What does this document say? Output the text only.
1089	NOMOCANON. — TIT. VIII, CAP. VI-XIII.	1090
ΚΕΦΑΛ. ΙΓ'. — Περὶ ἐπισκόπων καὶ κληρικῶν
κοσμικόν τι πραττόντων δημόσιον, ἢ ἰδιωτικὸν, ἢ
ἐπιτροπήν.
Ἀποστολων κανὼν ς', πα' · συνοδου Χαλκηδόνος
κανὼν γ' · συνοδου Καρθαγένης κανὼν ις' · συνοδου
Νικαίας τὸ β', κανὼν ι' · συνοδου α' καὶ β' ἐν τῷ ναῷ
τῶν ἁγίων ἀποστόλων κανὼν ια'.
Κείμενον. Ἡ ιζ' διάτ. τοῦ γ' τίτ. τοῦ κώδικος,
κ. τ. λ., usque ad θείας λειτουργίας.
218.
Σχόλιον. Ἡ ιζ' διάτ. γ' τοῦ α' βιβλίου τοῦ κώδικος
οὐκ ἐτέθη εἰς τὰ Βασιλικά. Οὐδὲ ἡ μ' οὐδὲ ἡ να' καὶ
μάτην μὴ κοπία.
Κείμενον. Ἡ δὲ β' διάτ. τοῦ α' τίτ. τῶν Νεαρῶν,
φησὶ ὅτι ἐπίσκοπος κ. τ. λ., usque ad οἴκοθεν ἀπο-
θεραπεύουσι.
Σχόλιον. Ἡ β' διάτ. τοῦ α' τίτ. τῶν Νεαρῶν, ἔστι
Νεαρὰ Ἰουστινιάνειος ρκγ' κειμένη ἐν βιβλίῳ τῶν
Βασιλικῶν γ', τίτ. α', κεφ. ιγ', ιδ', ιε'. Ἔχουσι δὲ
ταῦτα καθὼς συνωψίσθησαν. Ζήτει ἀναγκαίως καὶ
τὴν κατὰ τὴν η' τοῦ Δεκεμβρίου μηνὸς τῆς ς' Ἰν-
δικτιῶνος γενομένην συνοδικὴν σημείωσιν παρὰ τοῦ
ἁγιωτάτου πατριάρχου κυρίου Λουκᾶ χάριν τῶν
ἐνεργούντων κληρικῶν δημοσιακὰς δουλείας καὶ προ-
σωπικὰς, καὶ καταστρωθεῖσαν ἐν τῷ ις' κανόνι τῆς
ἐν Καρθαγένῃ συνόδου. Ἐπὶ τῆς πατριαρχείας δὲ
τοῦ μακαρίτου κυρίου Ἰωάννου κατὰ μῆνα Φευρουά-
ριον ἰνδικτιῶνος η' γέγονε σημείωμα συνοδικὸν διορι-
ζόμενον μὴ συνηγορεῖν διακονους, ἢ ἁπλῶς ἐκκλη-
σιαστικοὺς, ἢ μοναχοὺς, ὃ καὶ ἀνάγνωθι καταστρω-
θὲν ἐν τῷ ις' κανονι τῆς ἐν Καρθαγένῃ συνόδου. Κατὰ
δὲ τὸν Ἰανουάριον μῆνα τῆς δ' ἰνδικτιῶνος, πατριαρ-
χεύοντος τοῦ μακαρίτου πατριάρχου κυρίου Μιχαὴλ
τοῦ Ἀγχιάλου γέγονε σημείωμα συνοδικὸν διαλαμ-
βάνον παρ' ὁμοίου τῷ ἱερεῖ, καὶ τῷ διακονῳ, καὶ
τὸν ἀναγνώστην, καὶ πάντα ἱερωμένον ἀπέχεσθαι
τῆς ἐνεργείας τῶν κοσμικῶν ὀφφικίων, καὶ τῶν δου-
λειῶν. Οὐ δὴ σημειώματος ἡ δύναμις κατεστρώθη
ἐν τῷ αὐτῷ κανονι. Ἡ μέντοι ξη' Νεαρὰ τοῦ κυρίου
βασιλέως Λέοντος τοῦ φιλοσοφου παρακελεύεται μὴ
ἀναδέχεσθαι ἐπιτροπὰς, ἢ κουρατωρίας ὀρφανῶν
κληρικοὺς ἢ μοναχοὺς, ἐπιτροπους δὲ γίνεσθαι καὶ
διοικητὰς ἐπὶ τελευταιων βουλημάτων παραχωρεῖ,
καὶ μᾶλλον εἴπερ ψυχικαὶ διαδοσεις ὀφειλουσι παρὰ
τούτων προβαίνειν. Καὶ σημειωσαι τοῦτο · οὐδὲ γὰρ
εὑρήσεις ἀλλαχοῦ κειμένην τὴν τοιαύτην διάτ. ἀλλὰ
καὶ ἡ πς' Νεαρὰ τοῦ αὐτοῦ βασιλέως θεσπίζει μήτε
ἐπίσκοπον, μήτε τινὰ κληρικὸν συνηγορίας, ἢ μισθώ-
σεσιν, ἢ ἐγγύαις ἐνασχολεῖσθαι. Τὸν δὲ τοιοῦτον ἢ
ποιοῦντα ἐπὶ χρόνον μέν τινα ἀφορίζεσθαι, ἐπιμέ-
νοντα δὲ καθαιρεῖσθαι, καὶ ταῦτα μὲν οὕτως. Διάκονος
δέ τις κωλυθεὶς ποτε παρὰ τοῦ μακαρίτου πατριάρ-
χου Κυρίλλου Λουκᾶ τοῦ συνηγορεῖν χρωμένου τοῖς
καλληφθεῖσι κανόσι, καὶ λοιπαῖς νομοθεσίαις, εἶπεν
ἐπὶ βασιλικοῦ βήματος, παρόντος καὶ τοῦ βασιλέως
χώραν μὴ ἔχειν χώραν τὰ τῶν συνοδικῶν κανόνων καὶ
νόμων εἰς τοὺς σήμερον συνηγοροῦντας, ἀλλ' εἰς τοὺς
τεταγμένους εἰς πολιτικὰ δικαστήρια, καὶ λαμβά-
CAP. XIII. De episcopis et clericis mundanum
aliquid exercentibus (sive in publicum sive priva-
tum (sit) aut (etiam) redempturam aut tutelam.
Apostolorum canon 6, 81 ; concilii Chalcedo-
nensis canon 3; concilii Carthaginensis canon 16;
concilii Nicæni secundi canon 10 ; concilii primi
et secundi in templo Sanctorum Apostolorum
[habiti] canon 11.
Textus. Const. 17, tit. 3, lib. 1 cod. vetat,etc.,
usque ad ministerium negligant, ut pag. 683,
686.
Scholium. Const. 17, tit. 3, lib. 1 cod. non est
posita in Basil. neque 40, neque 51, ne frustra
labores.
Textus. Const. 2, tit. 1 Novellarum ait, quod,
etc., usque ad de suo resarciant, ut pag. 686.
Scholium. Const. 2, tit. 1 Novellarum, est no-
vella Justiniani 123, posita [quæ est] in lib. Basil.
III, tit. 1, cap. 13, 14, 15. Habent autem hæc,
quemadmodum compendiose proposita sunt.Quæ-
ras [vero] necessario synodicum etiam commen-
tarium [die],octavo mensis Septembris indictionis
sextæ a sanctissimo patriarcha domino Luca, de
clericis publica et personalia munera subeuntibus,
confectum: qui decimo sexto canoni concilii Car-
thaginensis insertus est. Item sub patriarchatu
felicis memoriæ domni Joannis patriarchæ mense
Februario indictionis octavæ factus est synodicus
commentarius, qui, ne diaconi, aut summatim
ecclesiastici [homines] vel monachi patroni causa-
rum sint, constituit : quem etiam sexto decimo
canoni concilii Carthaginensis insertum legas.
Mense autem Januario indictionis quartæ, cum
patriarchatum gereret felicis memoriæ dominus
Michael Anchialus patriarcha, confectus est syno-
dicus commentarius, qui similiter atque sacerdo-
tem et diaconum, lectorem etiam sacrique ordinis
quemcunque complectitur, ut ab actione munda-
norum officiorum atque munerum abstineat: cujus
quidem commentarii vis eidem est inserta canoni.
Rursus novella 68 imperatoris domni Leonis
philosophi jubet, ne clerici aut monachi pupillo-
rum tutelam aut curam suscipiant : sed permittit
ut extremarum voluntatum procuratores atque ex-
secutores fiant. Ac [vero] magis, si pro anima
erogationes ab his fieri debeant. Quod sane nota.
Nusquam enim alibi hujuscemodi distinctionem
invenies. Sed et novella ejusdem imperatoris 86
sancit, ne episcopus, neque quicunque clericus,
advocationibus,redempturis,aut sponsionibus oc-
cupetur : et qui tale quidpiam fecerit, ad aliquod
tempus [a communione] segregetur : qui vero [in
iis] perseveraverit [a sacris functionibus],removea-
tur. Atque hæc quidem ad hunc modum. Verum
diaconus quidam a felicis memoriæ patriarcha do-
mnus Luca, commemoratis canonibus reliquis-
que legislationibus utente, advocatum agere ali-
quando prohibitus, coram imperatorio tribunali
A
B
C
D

• • •

• **YOUR GOAL**:
Write out every line of the data that holds the word "vero".

• **SOLUTION BELOW**:
ras [vero] necessario synodicum etiam commen-
secutores fiant. Ac [vero] magis, si pro anima
tempus [a communione] segregetur : qui vero [in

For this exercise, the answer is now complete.